[Saved data entries]
+ + + +
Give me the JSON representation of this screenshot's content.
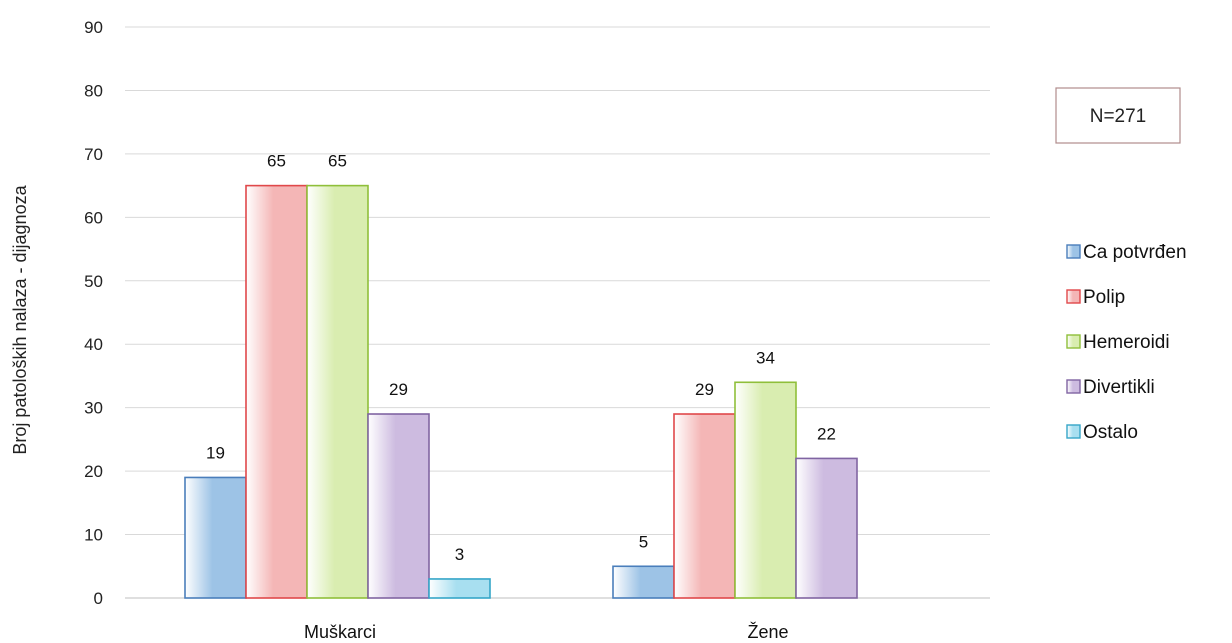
{
  "chart_data": {
    "type": "bar",
    "ylabel": "Broj patoloških nalaza - dijagnoza",
    "xlabel": "",
    "ylim": [
      0,
      90
    ],
    "yticks": [
      0,
      10,
      20,
      30,
      40,
      50,
      60,
      70,
      80,
      90
    ],
    "categories": [
      "Muškarci",
      "Žene"
    ],
    "series": [
      {
        "name": "Ca potvrđen",
        "values": [
          19,
          5
        ],
        "color": "#9dc3e6",
        "stroke": "#4a7ebb"
      },
      {
        "name": "Polip",
        "values": [
          65,
          29
        ],
        "color": "#f4b6b6",
        "stroke": "#e0484a"
      },
      {
        "name": "Hemeroidi",
        "values": [
          65,
          34
        ],
        "color": "#d9edb0",
        "stroke": "#8fbf3a"
      },
      {
        "name": "Divertikli",
        "values": [
          29,
          22
        ],
        "color": "#cdbbe0",
        "stroke": "#8064a2"
      },
      {
        "name": "Ostalo",
        "values": [
          3,
          null
        ],
        "color": "#a8dff0",
        "stroke": "#35a6c8"
      }
    ],
    "grid": true,
    "legend_position": "right",
    "annotation": "N=271"
  }
}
+ + + +
EXERCISE |
From the entries above, output every line exactly and omit any image.

FINISHED ANSWER |
Give me the JSON representation of this screenshot's content.
{
  "chart_data": {
    "type": "bar",
    "ylabel": "Broj patoloških nalaza - dijagnoza",
    "xlabel": "",
    "ylim": [
      0,
      90
    ],
    "yticks": [
      0,
      10,
      20,
      30,
      40,
      50,
      60,
      70,
      80,
      90
    ],
    "categories": [
      "Muškarci",
      "Žene"
    ],
    "series": [
      {
        "name": "Ca potvrđen",
        "values": [
          19,
          5
        ],
        "color": "#9dc3e6",
        "stroke": "#4a7ebb"
      },
      {
        "name": "Polip",
        "values": [
          65,
          29
        ],
        "color": "#f4b6b6",
        "stroke": "#e0484a"
      },
      {
        "name": "Hemeroidi",
        "values": [
          65,
          34
        ],
        "color": "#d9edb0",
        "stroke": "#8fbf3a"
      },
      {
        "name": "Divertikli",
        "values": [
          29,
          22
        ],
        "color": "#cdbbe0",
        "stroke": "#8064a2"
      },
      {
        "name": "Ostalo",
        "values": [
          3,
          null
        ],
        "color": "#a8dff0",
        "stroke": "#35a6c8"
      }
    ],
    "grid": true,
    "legend_position": "right",
    "annotation": "N=271"
  }
}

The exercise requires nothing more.